Retype the whole listing, please, keeping every line exact and dropping the pictures.

> Material for this exercise

============

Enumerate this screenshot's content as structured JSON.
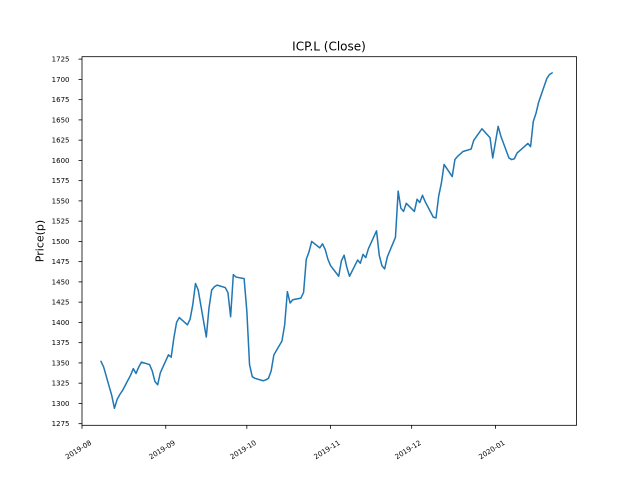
{
  "figure": {
    "title": "ICP.L (Close)",
    "ylabel": "Price(p)",
    "background": "#ffffff",
    "line_color": "#1f77b4",
    "axis_color": "#000000"
  },
  "chart_data": {
    "type": "line",
    "title": "ICP.L (Close)",
    "xlabel": "",
    "ylabel": "Price(p)",
    "grid": false,
    "legend": null,
    "ylim": [
      1273,
      1728
    ],
    "yticks": [
      1275,
      1300,
      1325,
      1350,
      1375,
      1400,
      1425,
      1450,
      1475,
      1500,
      1525,
      1550,
      1575,
      1600,
      1625,
      1650,
      1675,
      1700,
      1725
    ],
    "xticks": [
      {
        "label": "2019-08",
        "date": "2019-08-01"
      },
      {
        "label": "2019-09",
        "date": "2019-09-01"
      },
      {
        "label": "2019-10",
        "date": "2019-10-01"
      },
      {
        "label": "2019-11",
        "date": "2019-11-01"
      },
      {
        "label": "2019-12",
        "date": "2019-12-01"
      },
      {
        "label": "2020-01",
        "date": "2020-01-01"
      }
    ],
    "x_axis_start": "2019-08-01",
    "x_axis_span_days": 183,
    "series": [
      {
        "name": "Close",
        "points": [
          [
            "2019-08-08",
            1352
          ],
          [
            "2019-08-09",
            1345
          ],
          [
            "2019-08-12",
            1310
          ],
          [
            "2019-08-13",
            1294
          ],
          [
            "2019-08-14",
            1305
          ],
          [
            "2019-08-15",
            1311
          ],
          [
            "2019-08-16",
            1316
          ],
          [
            "2019-08-19",
            1335
          ],
          [
            "2019-08-20",
            1343
          ],
          [
            "2019-08-21",
            1337
          ],
          [
            "2019-08-22",
            1345
          ],
          [
            "2019-08-23",
            1351
          ],
          [
            "2019-08-26",
            1348
          ],
          [
            "2019-08-27",
            1340
          ],
          [
            "2019-08-28",
            1327
          ],
          [
            "2019-08-29",
            1323
          ],
          [
            "2019-08-30",
            1338
          ],
          [
            "2019-09-02",
            1360
          ],
          [
            "2019-09-03",
            1357
          ],
          [
            "2019-09-04",
            1381
          ],
          [
            "2019-09-05",
            1400
          ],
          [
            "2019-09-06",
            1406
          ],
          [
            "2019-09-09",
            1397
          ],
          [
            "2019-09-10",
            1404
          ],
          [
            "2019-09-11",
            1422
          ],
          [
            "2019-09-12",
            1448
          ],
          [
            "2019-09-13",
            1440
          ],
          [
            "2019-09-16",
            1382
          ],
          [
            "2019-09-17",
            1418
          ],
          [
            "2019-09-18",
            1440
          ],
          [
            "2019-09-19",
            1444
          ],
          [
            "2019-09-20",
            1446
          ],
          [
            "2019-09-23",
            1443
          ],
          [
            "2019-09-24",
            1437
          ],
          [
            "2019-09-25",
            1407
          ],
          [
            "2019-09-26",
            1459
          ],
          [
            "2019-09-27",
            1456
          ],
          [
            "2019-09-30",
            1454
          ],
          [
            "2019-10-01",
            1414
          ],
          [
            "2019-10-02",
            1348
          ],
          [
            "2019-10-03",
            1333
          ],
          [
            "2019-10-04",
            1331
          ],
          [
            "2019-10-07",
            1328
          ],
          [
            "2019-10-08",
            1329
          ],
          [
            "2019-10-09",
            1331
          ],
          [
            "2019-10-10",
            1340
          ],
          [
            "2019-10-11",
            1360
          ],
          [
            "2019-10-14",
            1377
          ],
          [
            "2019-10-15",
            1397
          ],
          [
            "2019-10-16",
            1438
          ],
          [
            "2019-10-17",
            1424
          ],
          [
            "2019-10-18",
            1428
          ],
          [
            "2019-10-21",
            1430
          ],
          [
            "2019-10-22",
            1437
          ],
          [
            "2019-10-23",
            1478
          ],
          [
            "2019-10-24",
            1487
          ],
          [
            "2019-10-25",
            1500
          ],
          [
            "2019-10-28",
            1492
          ],
          [
            "2019-10-29",
            1497
          ],
          [
            "2019-10-30",
            1490
          ],
          [
            "2019-10-31",
            1478
          ],
          [
            "2019-11-01",
            1470
          ],
          [
            "2019-11-04",
            1457
          ],
          [
            "2019-11-05",
            1476
          ],
          [
            "2019-11-06",
            1483
          ],
          [
            "2019-11-07",
            1468
          ],
          [
            "2019-11-08",
            1457
          ],
          [
            "2019-11-11",
            1477
          ],
          [
            "2019-11-12",
            1473
          ],
          [
            "2019-11-13",
            1484
          ],
          [
            "2019-11-14",
            1480
          ],
          [
            "2019-11-15",
            1491
          ],
          [
            "2019-11-18",
            1513
          ],
          [
            "2019-11-19",
            1483
          ],
          [
            "2019-11-20",
            1470
          ],
          [
            "2019-11-21",
            1466
          ],
          [
            "2019-11-22",
            1481
          ],
          [
            "2019-11-25",
            1505
          ],
          [
            "2019-11-26",
            1562
          ],
          [
            "2019-11-27",
            1541
          ],
          [
            "2019-11-28",
            1537
          ],
          [
            "2019-11-29",
            1547
          ],
          [
            "2019-12-02",
            1537
          ],
          [
            "2019-12-03",
            1552
          ],
          [
            "2019-12-04",
            1548
          ],
          [
            "2019-12-05",
            1557
          ],
          [
            "2019-12-06",
            1549
          ],
          [
            "2019-12-09",
            1530
          ],
          [
            "2019-12-10",
            1529
          ],
          [
            "2019-12-11",
            1556
          ],
          [
            "2019-12-12",
            1572
          ],
          [
            "2019-12-13",
            1595
          ],
          [
            "2019-12-16",
            1580
          ],
          [
            "2019-12-17",
            1601
          ],
          [
            "2019-12-18",
            1605
          ],
          [
            "2019-12-19",
            1608
          ],
          [
            "2019-12-20",
            1611
          ],
          [
            "2019-12-23",
            1614
          ],
          [
            "2019-12-24",
            1625
          ],
          [
            "2019-12-27",
            1639
          ],
          [
            "2019-12-30",
            1628
          ],
          [
            "2019-12-31",
            1603
          ],
          [
            "2020-01-02",
            1642
          ],
          [
            "2020-01-03",
            1630
          ],
          [
            "2020-01-06",
            1603
          ],
          [
            "2020-01-07",
            1601
          ],
          [
            "2020-01-08",
            1602
          ],
          [
            "2020-01-09",
            1609
          ],
          [
            "2020-01-10",
            1612
          ],
          [
            "2020-01-13",
            1621
          ],
          [
            "2020-01-14",
            1617
          ],
          [
            "2020-01-15",
            1648
          ],
          [
            "2020-01-16",
            1658
          ],
          [
            "2020-01-17",
            1672
          ],
          [
            "2020-01-20",
            1701
          ],
          [
            "2020-01-21",
            1706
          ],
          [
            "2020-01-22",
            1708
          ]
        ]
      }
    ]
  }
}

============

> Task solution
Enumerate this screenshot's content as structured JSON.
{
  "figure": {
    "title": "ICP.L (Close)",
    "ylabel": "Price(p)",
    "background": "#ffffff",
    "line_color": "#1f77b4",
    "axis_color": "#000000"
  },
  "chart_data": {
    "type": "line",
    "title": "ICP.L (Close)",
    "xlabel": "",
    "ylabel": "Price(p)",
    "grid": false,
    "legend": null,
    "ylim": [
      1273,
      1728
    ],
    "yticks": [
      1275,
      1300,
      1325,
      1350,
      1375,
      1400,
      1425,
      1450,
      1475,
      1500,
      1525,
      1550,
      1575,
      1600,
      1625,
      1650,
      1675,
      1700,
      1725
    ],
    "xticks": [
      {
        "label": "2019-08",
        "date": "2019-08-01"
      },
      {
        "label": "2019-09",
        "date": "2019-09-01"
      },
      {
        "label": "2019-10",
        "date": "2019-10-01"
      },
      {
        "label": "2019-11",
        "date": "2019-11-01"
      },
      {
        "label": "2019-12",
        "date": "2019-12-01"
      },
      {
        "label": "2020-01",
        "date": "2020-01-01"
      }
    ],
    "x_axis_start": "2019-08-01",
    "x_axis_span_days": 183,
    "series": [
      {
        "name": "Close",
        "points": [
          [
            "2019-08-08",
            1352
          ],
          [
            "2019-08-09",
            1345
          ],
          [
            "2019-08-12",
            1310
          ],
          [
            "2019-08-13",
            1294
          ],
          [
            "2019-08-14",
            1305
          ],
          [
            "2019-08-15",
            1311
          ],
          [
            "2019-08-16",
            1316
          ],
          [
            "2019-08-19",
            1335
          ],
          [
            "2019-08-20",
            1343
          ],
          [
            "2019-08-21",
            1337
          ],
          [
            "2019-08-22",
            1345
          ],
          [
            "2019-08-23",
            1351
          ],
          [
            "2019-08-26",
            1348
          ],
          [
            "2019-08-27",
            1340
          ],
          [
            "2019-08-28",
            1327
          ],
          [
            "2019-08-29",
            1323
          ],
          [
            "2019-08-30",
            1338
          ],
          [
            "2019-09-02",
            1360
          ],
          [
            "2019-09-03",
            1357
          ],
          [
            "2019-09-04",
            1381
          ],
          [
            "2019-09-05",
            1400
          ],
          [
            "2019-09-06",
            1406
          ],
          [
            "2019-09-09",
            1397
          ],
          [
            "2019-09-10",
            1404
          ],
          [
            "2019-09-11",
            1422
          ],
          [
            "2019-09-12",
            1448
          ],
          [
            "2019-09-13",
            1440
          ],
          [
            "2019-09-16",
            1382
          ],
          [
            "2019-09-17",
            1418
          ],
          [
            "2019-09-18",
            1440
          ],
          [
            "2019-09-19",
            1444
          ],
          [
            "2019-09-20",
            1446
          ],
          [
            "2019-09-23",
            1443
          ],
          [
            "2019-09-24",
            1437
          ],
          [
            "2019-09-25",
            1407
          ],
          [
            "2019-09-26",
            1459
          ],
          [
            "2019-09-27",
            1456
          ],
          [
            "2019-09-30",
            1454
          ],
          [
            "2019-10-01",
            1414
          ],
          [
            "2019-10-02",
            1348
          ],
          [
            "2019-10-03",
            1333
          ],
          [
            "2019-10-04",
            1331
          ],
          [
            "2019-10-07",
            1328
          ],
          [
            "2019-10-08",
            1329
          ],
          [
            "2019-10-09",
            1331
          ],
          [
            "2019-10-10",
            1340
          ],
          [
            "2019-10-11",
            1360
          ],
          [
            "2019-10-14",
            1377
          ],
          [
            "2019-10-15",
            1397
          ],
          [
            "2019-10-16",
            1438
          ],
          [
            "2019-10-17",
            1424
          ],
          [
            "2019-10-18",
            1428
          ],
          [
            "2019-10-21",
            1430
          ],
          [
            "2019-10-22",
            1437
          ],
          [
            "2019-10-23",
            1478
          ],
          [
            "2019-10-24",
            1487
          ],
          [
            "2019-10-25",
            1500
          ],
          [
            "2019-10-28",
            1492
          ],
          [
            "2019-10-29",
            1497
          ],
          [
            "2019-10-30",
            1490
          ],
          [
            "2019-10-31",
            1478
          ],
          [
            "2019-11-01",
            1470
          ],
          [
            "2019-11-04",
            1457
          ],
          [
            "2019-11-05",
            1476
          ],
          [
            "2019-11-06",
            1483
          ],
          [
            "2019-11-07",
            1468
          ],
          [
            "2019-11-08",
            1457
          ],
          [
            "2019-11-11",
            1477
          ],
          [
            "2019-11-12",
            1473
          ],
          [
            "2019-11-13",
            1484
          ],
          [
            "2019-11-14",
            1480
          ],
          [
            "2019-11-15",
            1491
          ],
          [
            "2019-11-18",
            1513
          ],
          [
            "2019-11-19",
            1483
          ],
          [
            "2019-11-20",
            1470
          ],
          [
            "2019-11-21",
            1466
          ],
          [
            "2019-11-22",
            1481
          ],
          [
            "2019-11-25",
            1505
          ],
          [
            "2019-11-26",
            1562
          ],
          [
            "2019-11-27",
            1541
          ],
          [
            "2019-11-28",
            1537
          ],
          [
            "2019-11-29",
            1547
          ],
          [
            "2019-12-02",
            1537
          ],
          [
            "2019-12-03",
            1552
          ],
          [
            "2019-12-04",
            1548
          ],
          [
            "2019-12-05",
            1557
          ],
          [
            "2019-12-06",
            1549
          ],
          [
            "2019-12-09",
            1530
          ],
          [
            "2019-12-10",
            1529
          ],
          [
            "2019-12-11",
            1556
          ],
          [
            "2019-12-12",
            1572
          ],
          [
            "2019-12-13",
            1595
          ],
          [
            "2019-12-16",
            1580
          ],
          [
            "2019-12-17",
            1601
          ],
          [
            "2019-12-18",
            1605
          ],
          [
            "2019-12-19",
            1608
          ],
          [
            "2019-12-20",
            1611
          ],
          [
            "2019-12-23",
            1614
          ],
          [
            "2019-12-24",
            1625
          ],
          [
            "2019-12-27",
            1639
          ],
          [
            "2019-12-30",
            1628
          ],
          [
            "2019-12-31",
            1603
          ],
          [
            "2020-01-02",
            1642
          ],
          [
            "2020-01-03",
            1630
          ],
          [
            "2020-01-06",
            1603
          ],
          [
            "2020-01-07",
            1601
          ],
          [
            "2020-01-08",
            1602
          ],
          [
            "2020-01-09",
            1609
          ],
          [
            "2020-01-10",
            1612
          ],
          [
            "2020-01-13",
            1621
          ],
          [
            "2020-01-14",
            1617
          ],
          [
            "2020-01-15",
            1648
          ],
          [
            "2020-01-16",
            1658
          ],
          [
            "2020-01-17",
            1672
          ],
          [
            "2020-01-20",
            1701
          ],
          [
            "2020-01-21",
            1706
          ],
          [
            "2020-01-22",
            1708
          ]
        ]
      }
    ]
  }
}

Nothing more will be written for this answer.